**To do**
In the material below, how many lines include the word "clinicaltrials"? Write only the number.

**Data for the task**
-*-
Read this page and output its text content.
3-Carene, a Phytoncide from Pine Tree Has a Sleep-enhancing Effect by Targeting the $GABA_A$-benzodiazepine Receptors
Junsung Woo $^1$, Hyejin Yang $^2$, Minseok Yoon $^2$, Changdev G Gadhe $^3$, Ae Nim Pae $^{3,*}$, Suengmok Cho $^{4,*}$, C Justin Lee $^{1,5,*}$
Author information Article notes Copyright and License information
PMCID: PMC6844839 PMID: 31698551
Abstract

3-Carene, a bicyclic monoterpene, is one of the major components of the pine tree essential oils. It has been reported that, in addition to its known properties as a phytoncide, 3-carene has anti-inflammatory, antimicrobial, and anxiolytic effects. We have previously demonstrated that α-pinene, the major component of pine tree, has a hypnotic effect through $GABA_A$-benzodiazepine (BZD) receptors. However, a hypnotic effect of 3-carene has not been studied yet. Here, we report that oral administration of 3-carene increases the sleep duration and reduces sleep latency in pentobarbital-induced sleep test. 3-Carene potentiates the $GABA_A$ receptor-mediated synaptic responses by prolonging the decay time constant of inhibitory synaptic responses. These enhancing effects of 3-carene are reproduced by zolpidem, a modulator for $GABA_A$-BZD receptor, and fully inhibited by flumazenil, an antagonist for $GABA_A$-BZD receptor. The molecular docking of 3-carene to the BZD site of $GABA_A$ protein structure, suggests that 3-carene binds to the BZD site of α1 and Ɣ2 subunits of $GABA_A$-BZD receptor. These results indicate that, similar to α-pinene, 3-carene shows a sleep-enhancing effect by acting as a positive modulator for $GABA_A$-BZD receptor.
-*-
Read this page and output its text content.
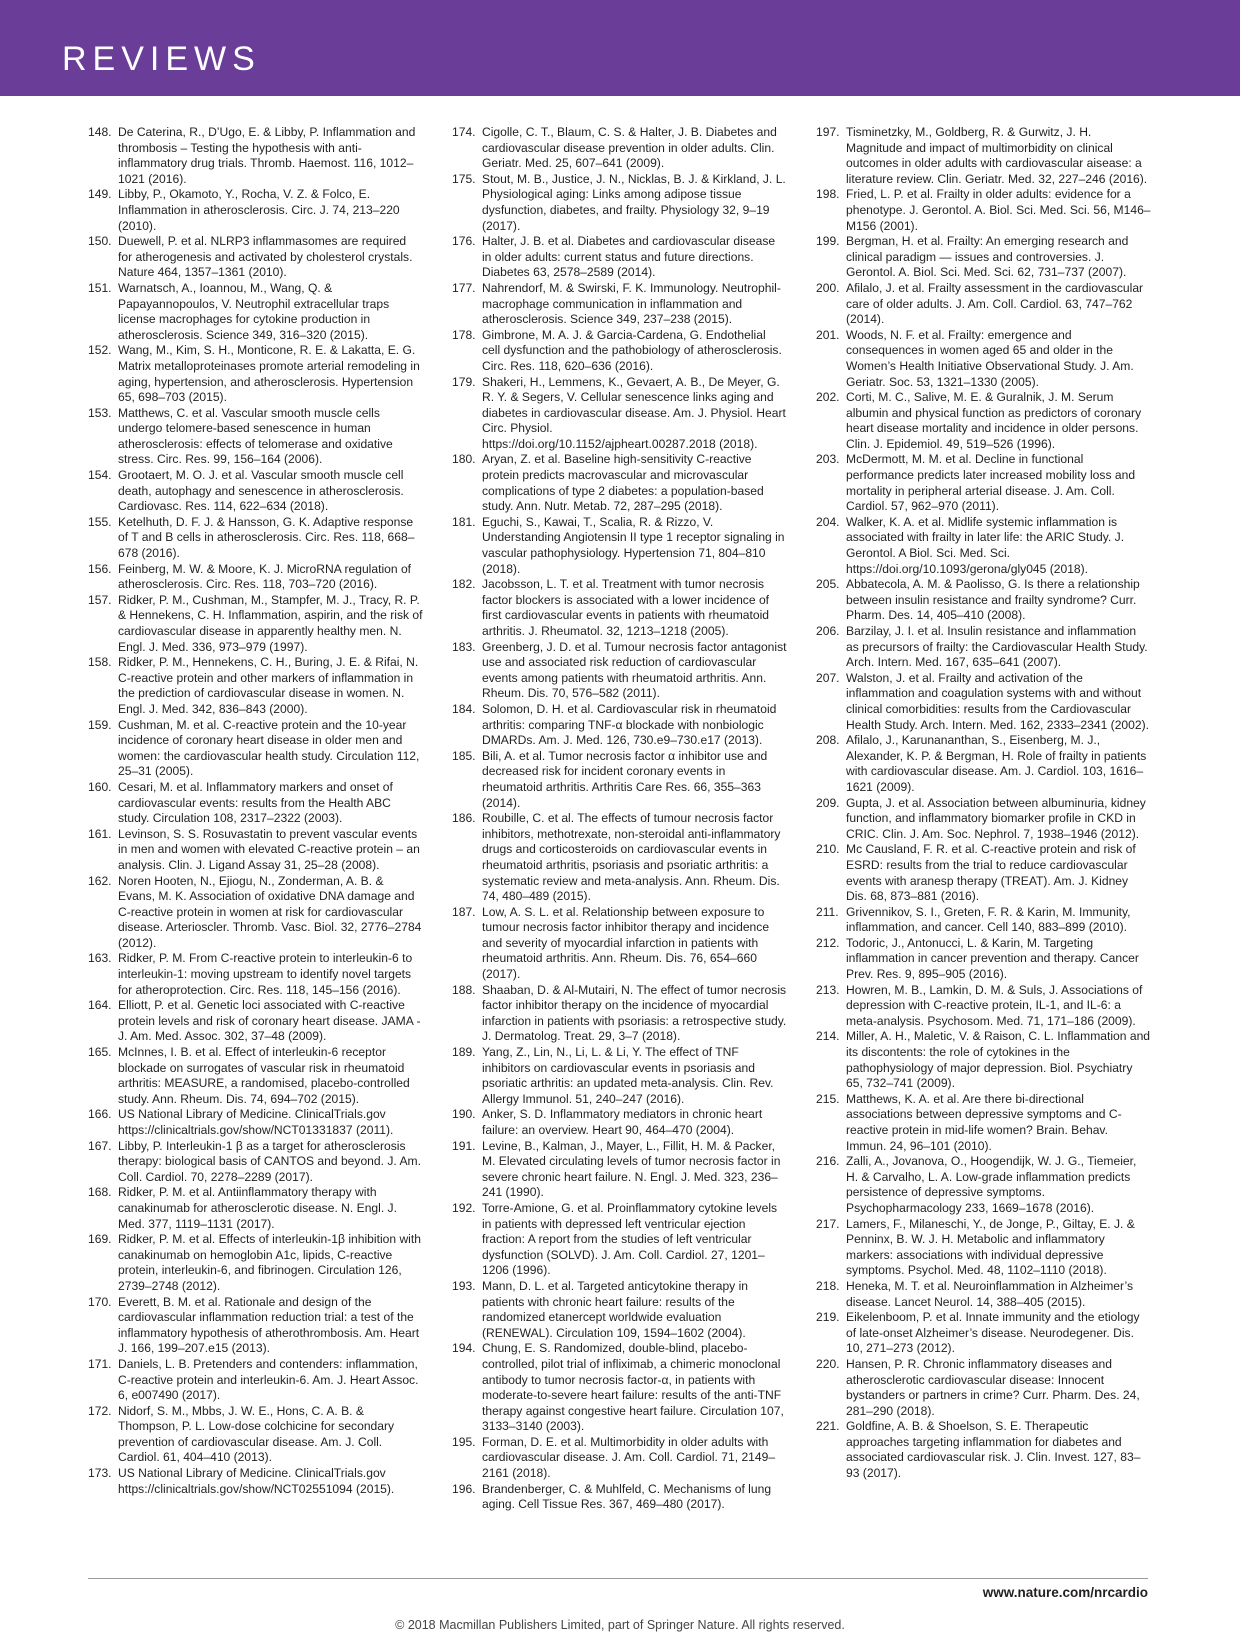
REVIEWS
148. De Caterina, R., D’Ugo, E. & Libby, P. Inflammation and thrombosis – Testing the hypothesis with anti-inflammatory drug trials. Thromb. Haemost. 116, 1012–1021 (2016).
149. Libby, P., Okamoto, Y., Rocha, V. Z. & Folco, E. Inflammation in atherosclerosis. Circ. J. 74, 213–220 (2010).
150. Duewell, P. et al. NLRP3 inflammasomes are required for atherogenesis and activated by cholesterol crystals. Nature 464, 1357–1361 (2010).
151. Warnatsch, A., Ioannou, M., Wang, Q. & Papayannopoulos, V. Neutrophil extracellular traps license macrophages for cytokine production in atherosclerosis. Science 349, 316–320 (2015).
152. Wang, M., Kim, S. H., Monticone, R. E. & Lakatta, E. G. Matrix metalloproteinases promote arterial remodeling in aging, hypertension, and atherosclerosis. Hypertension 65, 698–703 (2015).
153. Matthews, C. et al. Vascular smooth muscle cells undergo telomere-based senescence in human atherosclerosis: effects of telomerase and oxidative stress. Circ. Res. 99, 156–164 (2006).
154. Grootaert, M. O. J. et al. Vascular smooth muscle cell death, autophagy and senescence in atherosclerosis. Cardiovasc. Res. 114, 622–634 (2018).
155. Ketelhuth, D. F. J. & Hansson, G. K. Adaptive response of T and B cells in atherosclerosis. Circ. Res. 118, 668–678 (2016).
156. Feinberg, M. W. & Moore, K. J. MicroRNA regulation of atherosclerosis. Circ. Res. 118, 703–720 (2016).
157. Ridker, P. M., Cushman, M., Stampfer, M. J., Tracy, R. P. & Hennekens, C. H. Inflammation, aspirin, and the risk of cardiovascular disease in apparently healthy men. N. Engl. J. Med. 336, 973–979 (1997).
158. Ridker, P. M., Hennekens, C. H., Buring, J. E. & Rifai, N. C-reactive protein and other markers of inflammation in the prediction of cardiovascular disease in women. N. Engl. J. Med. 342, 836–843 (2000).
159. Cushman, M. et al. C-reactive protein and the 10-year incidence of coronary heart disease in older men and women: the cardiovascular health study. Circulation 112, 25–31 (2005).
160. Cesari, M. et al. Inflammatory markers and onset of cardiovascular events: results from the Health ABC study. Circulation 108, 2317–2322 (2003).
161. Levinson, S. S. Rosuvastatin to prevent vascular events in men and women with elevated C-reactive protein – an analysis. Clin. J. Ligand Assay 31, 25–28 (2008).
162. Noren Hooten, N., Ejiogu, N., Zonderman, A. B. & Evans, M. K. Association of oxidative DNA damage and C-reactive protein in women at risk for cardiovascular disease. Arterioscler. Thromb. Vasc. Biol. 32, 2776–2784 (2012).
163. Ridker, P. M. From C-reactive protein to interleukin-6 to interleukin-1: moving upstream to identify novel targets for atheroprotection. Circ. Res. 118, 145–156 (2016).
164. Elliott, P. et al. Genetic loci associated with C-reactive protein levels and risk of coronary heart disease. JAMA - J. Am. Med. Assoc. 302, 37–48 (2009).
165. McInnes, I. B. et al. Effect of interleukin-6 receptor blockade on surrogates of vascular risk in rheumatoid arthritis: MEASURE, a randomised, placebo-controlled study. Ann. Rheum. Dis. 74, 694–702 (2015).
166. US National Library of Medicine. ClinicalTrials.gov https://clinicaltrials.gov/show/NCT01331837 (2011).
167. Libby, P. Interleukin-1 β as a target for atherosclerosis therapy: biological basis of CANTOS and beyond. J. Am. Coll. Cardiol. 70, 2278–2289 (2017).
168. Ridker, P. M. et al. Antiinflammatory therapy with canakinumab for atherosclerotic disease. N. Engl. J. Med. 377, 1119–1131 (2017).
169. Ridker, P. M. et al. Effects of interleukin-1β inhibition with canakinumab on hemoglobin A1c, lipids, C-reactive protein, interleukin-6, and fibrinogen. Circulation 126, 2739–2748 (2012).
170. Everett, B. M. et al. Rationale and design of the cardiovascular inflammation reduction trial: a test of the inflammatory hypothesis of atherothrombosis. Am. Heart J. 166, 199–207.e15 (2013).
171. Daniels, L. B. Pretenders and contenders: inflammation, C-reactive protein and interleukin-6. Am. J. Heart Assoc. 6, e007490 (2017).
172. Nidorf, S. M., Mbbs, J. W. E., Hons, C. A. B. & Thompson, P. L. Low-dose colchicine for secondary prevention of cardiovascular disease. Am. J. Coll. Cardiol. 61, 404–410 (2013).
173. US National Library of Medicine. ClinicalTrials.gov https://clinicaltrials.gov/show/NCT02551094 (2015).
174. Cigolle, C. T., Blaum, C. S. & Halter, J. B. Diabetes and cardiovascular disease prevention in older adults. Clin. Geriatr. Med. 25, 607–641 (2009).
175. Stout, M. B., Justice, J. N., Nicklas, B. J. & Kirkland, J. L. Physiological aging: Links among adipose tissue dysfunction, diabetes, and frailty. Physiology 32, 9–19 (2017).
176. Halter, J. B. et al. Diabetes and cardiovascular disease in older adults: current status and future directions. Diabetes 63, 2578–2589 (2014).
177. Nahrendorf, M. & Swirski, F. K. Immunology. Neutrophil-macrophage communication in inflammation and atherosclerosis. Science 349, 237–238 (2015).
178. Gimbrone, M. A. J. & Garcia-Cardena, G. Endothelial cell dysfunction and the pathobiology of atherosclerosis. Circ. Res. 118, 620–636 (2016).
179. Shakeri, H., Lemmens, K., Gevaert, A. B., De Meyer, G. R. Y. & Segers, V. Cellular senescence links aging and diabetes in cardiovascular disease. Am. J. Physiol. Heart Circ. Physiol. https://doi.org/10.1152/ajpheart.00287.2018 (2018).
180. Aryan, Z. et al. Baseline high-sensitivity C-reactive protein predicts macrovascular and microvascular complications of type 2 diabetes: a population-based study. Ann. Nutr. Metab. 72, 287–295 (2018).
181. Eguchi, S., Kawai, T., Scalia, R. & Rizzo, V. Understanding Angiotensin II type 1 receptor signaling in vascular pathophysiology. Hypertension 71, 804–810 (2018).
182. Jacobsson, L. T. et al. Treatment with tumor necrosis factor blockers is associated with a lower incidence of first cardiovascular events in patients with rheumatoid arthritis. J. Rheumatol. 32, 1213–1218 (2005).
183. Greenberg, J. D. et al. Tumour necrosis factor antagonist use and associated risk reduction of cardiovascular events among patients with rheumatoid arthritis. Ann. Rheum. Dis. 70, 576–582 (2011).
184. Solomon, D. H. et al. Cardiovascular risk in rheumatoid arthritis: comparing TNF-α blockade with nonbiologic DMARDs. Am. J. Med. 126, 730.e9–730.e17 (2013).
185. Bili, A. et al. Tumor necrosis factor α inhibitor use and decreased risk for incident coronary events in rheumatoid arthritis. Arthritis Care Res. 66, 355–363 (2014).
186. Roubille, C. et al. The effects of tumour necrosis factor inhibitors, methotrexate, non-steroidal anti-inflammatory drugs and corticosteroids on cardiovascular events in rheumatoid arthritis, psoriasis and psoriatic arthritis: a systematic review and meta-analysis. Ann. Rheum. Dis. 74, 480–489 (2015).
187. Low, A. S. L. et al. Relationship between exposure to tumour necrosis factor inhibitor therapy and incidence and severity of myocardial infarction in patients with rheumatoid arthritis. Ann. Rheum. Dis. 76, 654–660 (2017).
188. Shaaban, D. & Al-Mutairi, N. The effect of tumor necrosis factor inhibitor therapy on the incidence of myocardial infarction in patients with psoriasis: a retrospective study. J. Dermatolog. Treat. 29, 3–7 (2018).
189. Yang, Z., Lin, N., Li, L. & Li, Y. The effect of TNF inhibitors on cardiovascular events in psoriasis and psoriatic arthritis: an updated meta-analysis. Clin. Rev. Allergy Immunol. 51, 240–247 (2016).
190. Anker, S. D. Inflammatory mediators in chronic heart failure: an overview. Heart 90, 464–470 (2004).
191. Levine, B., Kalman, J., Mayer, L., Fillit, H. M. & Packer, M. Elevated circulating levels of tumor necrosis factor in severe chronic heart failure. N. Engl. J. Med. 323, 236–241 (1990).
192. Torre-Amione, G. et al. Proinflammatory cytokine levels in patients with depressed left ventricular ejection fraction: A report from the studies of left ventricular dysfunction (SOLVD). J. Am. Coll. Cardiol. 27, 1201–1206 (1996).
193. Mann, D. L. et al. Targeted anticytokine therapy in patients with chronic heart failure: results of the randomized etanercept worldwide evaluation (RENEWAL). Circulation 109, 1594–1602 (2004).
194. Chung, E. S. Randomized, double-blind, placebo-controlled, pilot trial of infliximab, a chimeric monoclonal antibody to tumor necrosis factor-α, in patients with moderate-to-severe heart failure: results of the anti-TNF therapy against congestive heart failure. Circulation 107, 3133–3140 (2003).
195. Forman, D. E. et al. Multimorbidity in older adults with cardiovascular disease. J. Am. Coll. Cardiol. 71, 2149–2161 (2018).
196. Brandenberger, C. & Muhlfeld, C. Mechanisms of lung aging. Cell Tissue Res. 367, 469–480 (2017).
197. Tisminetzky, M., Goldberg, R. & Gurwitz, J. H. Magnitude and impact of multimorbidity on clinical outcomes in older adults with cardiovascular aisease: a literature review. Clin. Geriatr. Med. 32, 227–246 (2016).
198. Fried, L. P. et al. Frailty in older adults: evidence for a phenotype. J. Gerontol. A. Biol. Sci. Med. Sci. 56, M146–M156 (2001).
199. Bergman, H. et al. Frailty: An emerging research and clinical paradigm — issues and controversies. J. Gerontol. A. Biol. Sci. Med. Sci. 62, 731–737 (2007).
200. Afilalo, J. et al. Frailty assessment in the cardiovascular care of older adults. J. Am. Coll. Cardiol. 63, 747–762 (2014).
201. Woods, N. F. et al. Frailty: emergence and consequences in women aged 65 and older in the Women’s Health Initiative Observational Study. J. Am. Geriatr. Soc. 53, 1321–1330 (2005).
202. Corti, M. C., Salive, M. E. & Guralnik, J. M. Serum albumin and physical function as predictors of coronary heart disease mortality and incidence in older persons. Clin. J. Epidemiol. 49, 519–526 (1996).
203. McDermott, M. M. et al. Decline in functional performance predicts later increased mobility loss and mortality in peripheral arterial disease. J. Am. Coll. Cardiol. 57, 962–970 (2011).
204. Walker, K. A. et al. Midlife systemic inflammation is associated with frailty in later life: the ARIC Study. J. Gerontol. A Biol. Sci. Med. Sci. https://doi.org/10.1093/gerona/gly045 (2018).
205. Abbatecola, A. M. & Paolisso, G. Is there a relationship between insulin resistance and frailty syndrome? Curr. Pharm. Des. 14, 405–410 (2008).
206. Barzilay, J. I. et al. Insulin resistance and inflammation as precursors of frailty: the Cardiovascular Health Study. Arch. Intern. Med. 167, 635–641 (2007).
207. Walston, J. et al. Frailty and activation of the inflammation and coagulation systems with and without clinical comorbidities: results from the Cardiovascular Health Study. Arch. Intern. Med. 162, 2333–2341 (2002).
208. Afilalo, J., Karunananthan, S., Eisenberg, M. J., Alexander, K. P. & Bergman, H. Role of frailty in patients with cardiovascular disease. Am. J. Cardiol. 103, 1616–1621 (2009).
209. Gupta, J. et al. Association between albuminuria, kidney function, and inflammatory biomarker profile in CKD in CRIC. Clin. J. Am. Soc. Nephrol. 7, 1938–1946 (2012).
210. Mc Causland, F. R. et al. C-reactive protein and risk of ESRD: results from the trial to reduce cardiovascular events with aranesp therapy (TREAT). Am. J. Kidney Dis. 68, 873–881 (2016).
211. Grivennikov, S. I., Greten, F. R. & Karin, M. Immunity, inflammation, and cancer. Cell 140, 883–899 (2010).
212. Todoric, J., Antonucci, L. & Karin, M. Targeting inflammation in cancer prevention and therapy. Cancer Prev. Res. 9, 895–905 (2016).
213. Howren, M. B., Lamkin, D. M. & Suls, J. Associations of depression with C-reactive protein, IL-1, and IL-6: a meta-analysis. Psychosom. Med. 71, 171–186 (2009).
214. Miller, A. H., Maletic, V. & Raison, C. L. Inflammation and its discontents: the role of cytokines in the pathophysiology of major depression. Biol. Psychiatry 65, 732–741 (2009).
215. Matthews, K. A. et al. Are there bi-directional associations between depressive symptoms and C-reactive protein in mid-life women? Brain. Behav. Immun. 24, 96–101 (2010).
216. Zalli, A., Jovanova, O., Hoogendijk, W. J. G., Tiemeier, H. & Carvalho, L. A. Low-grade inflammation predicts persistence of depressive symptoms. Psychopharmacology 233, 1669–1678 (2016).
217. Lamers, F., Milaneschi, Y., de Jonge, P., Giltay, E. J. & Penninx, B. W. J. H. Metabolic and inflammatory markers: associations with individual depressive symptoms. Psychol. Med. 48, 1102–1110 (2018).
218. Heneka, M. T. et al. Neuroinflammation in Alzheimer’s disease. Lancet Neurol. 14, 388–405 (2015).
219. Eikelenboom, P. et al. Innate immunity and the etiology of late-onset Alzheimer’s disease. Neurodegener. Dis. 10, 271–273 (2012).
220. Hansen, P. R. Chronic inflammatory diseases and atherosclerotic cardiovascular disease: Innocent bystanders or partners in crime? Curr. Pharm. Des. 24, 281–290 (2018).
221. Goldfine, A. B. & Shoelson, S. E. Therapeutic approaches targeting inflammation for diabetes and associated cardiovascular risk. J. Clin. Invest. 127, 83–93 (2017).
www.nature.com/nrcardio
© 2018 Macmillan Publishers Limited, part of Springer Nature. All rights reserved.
-*-
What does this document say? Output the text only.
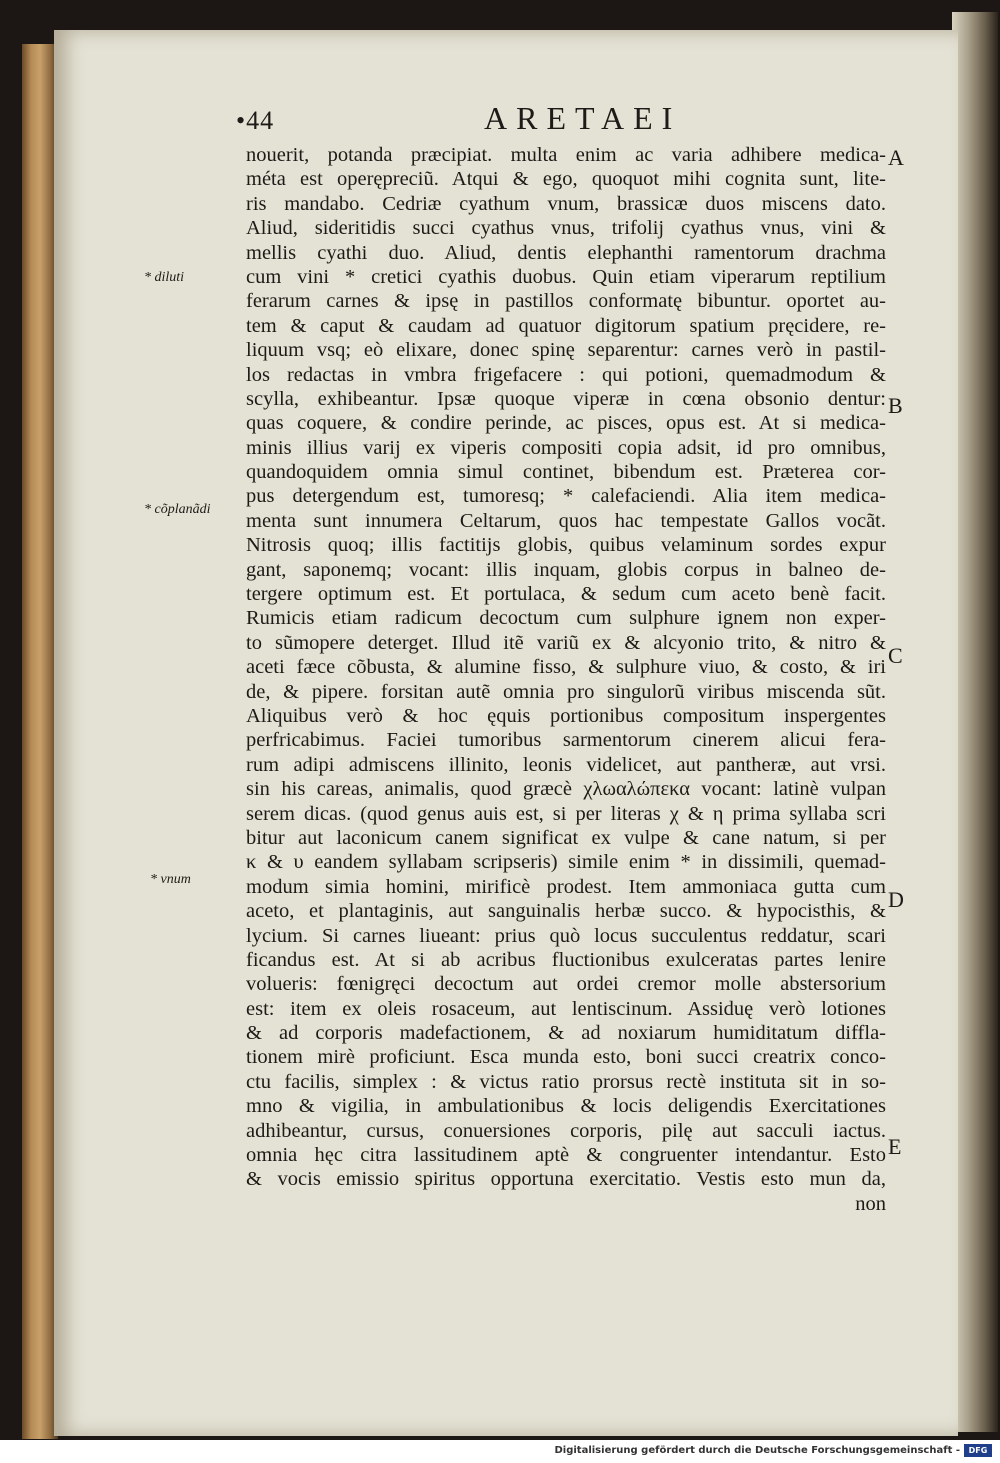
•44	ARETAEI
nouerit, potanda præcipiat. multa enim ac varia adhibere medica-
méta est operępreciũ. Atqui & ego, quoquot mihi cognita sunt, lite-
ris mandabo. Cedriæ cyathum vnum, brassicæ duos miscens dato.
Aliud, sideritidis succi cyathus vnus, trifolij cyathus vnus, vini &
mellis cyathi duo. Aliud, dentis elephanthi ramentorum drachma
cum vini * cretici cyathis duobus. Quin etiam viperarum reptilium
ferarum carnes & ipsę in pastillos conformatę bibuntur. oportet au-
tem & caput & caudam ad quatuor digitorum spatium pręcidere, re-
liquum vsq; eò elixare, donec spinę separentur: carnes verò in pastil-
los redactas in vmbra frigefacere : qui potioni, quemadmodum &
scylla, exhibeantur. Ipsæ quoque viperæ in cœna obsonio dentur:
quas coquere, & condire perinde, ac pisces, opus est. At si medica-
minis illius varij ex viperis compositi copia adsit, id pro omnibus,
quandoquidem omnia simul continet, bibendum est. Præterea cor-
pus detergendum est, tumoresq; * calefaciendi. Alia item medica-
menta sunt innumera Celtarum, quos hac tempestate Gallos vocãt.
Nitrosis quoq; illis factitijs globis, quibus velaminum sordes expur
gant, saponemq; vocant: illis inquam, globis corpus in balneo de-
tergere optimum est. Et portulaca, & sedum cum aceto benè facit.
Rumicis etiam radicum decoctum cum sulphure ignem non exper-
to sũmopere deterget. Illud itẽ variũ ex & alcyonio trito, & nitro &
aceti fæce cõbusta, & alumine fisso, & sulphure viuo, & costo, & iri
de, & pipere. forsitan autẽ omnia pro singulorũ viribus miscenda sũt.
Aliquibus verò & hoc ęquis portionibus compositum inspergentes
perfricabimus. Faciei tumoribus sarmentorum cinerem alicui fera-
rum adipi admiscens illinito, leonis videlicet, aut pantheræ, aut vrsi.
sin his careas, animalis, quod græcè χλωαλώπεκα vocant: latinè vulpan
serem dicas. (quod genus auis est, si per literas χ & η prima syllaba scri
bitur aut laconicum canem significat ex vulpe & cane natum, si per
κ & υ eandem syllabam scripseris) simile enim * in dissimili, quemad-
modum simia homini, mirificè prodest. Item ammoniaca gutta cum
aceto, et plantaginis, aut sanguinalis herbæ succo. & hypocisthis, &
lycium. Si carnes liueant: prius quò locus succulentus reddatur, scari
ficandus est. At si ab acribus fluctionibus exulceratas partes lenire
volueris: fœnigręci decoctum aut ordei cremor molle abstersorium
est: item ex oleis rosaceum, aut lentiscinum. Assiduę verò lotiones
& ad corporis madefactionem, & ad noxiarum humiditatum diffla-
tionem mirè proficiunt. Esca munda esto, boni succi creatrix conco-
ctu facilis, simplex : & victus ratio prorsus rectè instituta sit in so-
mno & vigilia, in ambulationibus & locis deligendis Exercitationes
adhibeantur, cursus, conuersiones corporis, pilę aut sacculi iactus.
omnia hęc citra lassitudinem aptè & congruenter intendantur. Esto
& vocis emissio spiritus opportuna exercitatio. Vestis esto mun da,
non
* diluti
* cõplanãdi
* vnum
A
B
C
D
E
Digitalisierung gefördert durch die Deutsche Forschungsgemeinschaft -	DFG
-*-
**Result for this exercise**
2